ENUNCIADO - No artigo de opinião, reescreva o trecho começando em "Foi um espetáculo" e seguindo até "e de Portugal!", substituindo "cobaia" por "marioneta".

TEXTO SELECIONADO -
______________________________

Opinião

Maria Luís e Schäuble

Maria Luís e Schäuble

Foi um espetáculo inédito de humilhação gratuita de um estado soberano. Ao Ministro das Finanças alemão, Wolfgang Schäuble, foi dada a oportunidade de exibir num espetáculo televisivo a Ministra das Finanças de Portugal, Maria Luís Albuquerque, como troféu de uma política europeia errada que destrói a solidariedade entre os povos, perturba o funcionamento dos sistemas políticos democráticos e ameaça a própria sobrevivência da União.

Enquanto Schäuble mostrava a sua cobaia como prova do sucesso dos "programas de resgate" conduzidos pela "troika", o Presidente da Comissão, Jean-Claude Juncker, admitia o falhanço dos mesmos programas, denunciava a falta de legitimidade democrática da solução corporizada pela "troika" e pedia perdão pelas ofensas assim consumadas contra a dignidade dos povos da Grécia, da Irlanda e de Portugal!

No Parlamento Europeu, também o Grupo dos Socialistas e Democratas, pela voz da sua Vice-Presidente, a deputada Maria João Rodrigues, tomava posição em defesa da necessidade de se chegar a um acordo com o Governo grego para mudar as políticas de austeridade dos últimos cinco anos, responsáveis pela gravíssima crise humanitária que assola o país sem que se consiga travar um endividamento crescente.

Por último, o Banco Central Europeu abriu a linha de crédito de emergência solicitada pela Grécia, para acorrer às necessidades imediatas de financiamento, enquanto prosseguem as negociações nas instâncias competentes.

Ao contrário dos que vaticinaram a sua rápida e inevitável rendição, o Governo grego soube assumir com exemplar determinação - e até inusitada cordialidade e elegância! - as promessas que contraiu perante os seus eleitores. É tempo de os governos reconhecerem à mesa do Conselho que não há futuro para o projeto europeu sem capacidade de negociação e compromisso, sem a consideração do interesse nacional de cada estado membro e o respeito devido à vontade democrática dos seus representantes legítimos. A Grécia é a principal credora da solidariedade dos povos da Europa.

O Governo português ficou aprisionado na armadilha que ele próprio teceu. Desfeito o mito da ausência de alternativa política, já não tem como justificar as consequências desastrosas das escolhas que fez nem tem fôlego para contrariar o estatuto de irrelevância que cultivou, ao longo de quase quatro anos, junto dos seus "tutores". Ninguém pergunta nem já quer saber o que pensa ou vai fazer este Governo e esta maioria. É a hora da oposição.

______________________________

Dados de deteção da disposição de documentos
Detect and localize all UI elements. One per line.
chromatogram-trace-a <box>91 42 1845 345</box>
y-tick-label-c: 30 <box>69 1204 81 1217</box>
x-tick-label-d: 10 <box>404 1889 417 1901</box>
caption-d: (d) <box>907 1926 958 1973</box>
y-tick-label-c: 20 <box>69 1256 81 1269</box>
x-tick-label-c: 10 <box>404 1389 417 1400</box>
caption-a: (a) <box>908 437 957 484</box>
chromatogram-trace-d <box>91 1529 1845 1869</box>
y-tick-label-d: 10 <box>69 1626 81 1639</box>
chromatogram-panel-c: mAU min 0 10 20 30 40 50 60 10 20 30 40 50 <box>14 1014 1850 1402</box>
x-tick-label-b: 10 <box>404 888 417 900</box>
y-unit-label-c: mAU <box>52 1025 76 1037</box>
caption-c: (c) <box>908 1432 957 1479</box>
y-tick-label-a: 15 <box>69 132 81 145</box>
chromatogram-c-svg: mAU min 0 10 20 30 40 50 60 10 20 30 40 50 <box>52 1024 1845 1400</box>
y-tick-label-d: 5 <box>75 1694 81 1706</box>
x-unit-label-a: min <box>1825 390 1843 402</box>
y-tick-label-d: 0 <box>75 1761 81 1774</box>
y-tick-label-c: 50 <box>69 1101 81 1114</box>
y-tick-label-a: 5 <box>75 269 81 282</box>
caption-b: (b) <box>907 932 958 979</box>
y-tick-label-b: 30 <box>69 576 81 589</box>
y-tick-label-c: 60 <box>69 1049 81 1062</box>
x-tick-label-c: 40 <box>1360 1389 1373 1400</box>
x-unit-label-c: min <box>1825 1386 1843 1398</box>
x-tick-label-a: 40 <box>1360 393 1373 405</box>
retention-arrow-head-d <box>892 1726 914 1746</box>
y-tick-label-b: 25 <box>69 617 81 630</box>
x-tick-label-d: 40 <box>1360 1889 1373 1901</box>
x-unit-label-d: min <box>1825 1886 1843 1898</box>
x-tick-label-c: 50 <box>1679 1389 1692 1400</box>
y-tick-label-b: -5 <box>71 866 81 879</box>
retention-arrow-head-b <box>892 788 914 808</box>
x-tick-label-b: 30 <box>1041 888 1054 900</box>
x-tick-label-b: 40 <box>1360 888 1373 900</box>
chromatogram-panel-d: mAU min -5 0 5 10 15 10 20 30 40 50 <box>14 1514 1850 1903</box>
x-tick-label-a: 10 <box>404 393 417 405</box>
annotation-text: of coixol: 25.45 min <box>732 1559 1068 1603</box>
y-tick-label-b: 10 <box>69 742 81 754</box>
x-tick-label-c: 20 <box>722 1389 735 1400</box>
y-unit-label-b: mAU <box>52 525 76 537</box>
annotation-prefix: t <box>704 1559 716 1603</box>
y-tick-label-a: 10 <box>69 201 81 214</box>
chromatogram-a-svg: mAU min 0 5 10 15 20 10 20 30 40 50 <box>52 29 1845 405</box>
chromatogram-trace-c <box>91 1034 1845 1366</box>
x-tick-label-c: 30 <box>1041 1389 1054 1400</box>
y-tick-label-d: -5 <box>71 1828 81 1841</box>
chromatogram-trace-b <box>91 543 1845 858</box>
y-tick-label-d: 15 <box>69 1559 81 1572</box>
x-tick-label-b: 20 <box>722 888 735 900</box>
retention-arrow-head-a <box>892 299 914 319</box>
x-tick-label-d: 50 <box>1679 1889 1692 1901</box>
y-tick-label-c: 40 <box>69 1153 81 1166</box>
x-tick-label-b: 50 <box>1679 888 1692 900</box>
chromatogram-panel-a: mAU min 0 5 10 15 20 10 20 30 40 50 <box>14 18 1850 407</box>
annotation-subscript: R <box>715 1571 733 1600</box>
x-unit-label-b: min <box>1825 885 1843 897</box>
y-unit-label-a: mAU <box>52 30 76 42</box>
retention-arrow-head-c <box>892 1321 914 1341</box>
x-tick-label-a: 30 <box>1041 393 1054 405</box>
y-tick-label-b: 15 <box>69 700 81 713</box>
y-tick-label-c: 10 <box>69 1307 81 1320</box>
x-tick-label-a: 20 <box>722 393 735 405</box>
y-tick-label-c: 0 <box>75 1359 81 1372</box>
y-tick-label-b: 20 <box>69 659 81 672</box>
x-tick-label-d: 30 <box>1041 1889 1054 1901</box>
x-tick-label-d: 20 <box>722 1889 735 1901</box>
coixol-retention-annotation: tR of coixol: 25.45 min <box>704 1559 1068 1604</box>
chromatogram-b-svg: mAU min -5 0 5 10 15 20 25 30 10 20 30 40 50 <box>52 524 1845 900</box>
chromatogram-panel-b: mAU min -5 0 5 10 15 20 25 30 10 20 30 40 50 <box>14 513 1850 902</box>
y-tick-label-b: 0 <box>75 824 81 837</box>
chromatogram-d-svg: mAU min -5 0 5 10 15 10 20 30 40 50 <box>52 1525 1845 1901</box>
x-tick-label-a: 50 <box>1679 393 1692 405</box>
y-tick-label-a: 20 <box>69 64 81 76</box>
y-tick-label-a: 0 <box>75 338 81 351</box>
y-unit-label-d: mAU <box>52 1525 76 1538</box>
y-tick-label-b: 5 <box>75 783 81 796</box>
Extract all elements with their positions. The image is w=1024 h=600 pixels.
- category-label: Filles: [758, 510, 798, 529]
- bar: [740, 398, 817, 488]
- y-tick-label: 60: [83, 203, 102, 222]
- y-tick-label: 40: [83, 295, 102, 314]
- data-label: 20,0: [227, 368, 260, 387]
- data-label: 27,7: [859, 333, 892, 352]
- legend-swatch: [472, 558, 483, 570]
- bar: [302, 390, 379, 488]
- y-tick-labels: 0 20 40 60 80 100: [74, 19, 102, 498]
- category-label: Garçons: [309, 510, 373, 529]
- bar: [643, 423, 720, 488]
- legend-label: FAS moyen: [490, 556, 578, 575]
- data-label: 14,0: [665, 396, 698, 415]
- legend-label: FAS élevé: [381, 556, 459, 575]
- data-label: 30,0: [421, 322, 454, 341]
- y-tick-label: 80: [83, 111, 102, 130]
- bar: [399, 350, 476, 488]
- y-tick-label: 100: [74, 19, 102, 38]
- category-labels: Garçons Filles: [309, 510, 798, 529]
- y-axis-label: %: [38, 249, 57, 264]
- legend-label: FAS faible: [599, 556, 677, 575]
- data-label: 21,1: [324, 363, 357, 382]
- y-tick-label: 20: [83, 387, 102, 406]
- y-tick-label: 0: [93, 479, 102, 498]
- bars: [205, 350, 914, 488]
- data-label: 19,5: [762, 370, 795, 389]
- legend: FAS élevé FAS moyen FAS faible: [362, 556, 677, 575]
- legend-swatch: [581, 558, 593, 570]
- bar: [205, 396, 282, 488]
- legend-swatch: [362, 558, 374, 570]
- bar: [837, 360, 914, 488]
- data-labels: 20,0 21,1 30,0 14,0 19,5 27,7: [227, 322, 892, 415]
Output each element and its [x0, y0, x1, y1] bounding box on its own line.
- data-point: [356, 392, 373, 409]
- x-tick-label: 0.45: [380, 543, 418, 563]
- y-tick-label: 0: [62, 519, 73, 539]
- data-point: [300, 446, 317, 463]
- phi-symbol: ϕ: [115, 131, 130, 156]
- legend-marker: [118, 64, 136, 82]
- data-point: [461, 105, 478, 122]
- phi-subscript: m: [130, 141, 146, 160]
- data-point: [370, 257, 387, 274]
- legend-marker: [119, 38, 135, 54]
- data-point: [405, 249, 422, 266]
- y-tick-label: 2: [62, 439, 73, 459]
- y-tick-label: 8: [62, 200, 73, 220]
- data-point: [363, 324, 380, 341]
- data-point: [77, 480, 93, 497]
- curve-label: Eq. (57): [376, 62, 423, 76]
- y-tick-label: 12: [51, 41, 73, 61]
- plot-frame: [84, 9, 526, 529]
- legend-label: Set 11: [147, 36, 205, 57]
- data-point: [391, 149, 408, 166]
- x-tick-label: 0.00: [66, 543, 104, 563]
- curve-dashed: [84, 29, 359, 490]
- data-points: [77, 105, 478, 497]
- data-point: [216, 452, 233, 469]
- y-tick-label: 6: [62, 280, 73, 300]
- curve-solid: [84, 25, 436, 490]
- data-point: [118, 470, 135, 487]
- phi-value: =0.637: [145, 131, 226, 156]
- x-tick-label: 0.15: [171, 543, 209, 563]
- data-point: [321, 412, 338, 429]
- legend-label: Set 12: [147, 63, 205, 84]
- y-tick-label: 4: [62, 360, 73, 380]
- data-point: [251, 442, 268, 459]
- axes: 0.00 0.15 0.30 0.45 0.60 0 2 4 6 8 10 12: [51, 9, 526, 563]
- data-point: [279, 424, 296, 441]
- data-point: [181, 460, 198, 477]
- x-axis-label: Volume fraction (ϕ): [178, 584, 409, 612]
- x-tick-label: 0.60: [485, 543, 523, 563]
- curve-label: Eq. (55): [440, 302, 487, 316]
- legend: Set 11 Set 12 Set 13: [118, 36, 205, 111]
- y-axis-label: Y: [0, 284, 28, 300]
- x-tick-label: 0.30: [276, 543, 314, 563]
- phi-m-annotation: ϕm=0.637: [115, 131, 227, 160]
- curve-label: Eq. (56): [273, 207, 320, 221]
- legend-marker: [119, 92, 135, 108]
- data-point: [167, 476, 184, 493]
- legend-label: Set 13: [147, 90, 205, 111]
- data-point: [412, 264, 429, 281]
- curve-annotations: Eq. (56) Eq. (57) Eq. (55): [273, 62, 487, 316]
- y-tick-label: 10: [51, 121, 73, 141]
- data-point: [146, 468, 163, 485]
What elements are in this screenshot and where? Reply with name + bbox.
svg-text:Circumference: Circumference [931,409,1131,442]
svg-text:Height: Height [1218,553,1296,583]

______________________________

RESULTADO -
Foi um espetáculo inédito de humilhação gratuita de um estado soberano. Ao Ministro das Finanças alemão, Wolfgang Schäuble, foi dada a oportunidade de exibir num espetáculo televisivo a Ministra das Finanças de Portugal, Maria Luís Albuquerque, como troféu de uma política europeia errada que destrói a solidariedade entre os povos, perturba o funcionamento dos sistemas políticos democráticos e ameaça a própria sobrevivência da União.

Enquanto Schäuble mostrava a sua marioneta como prova do sucesso dos "programas de resgate" conduzidos pela "troika", o Presidente da Comissão, Jean-Claude Juncker, admitia o falhanço dos mesmos programas, denunciava a falta de legitimidade democrática da solução corporizada pela "troika" e pedia perdão pelas ofensas assim consumadas contra a dignidade dos povos da Grécia, da Irlanda e de Portugal!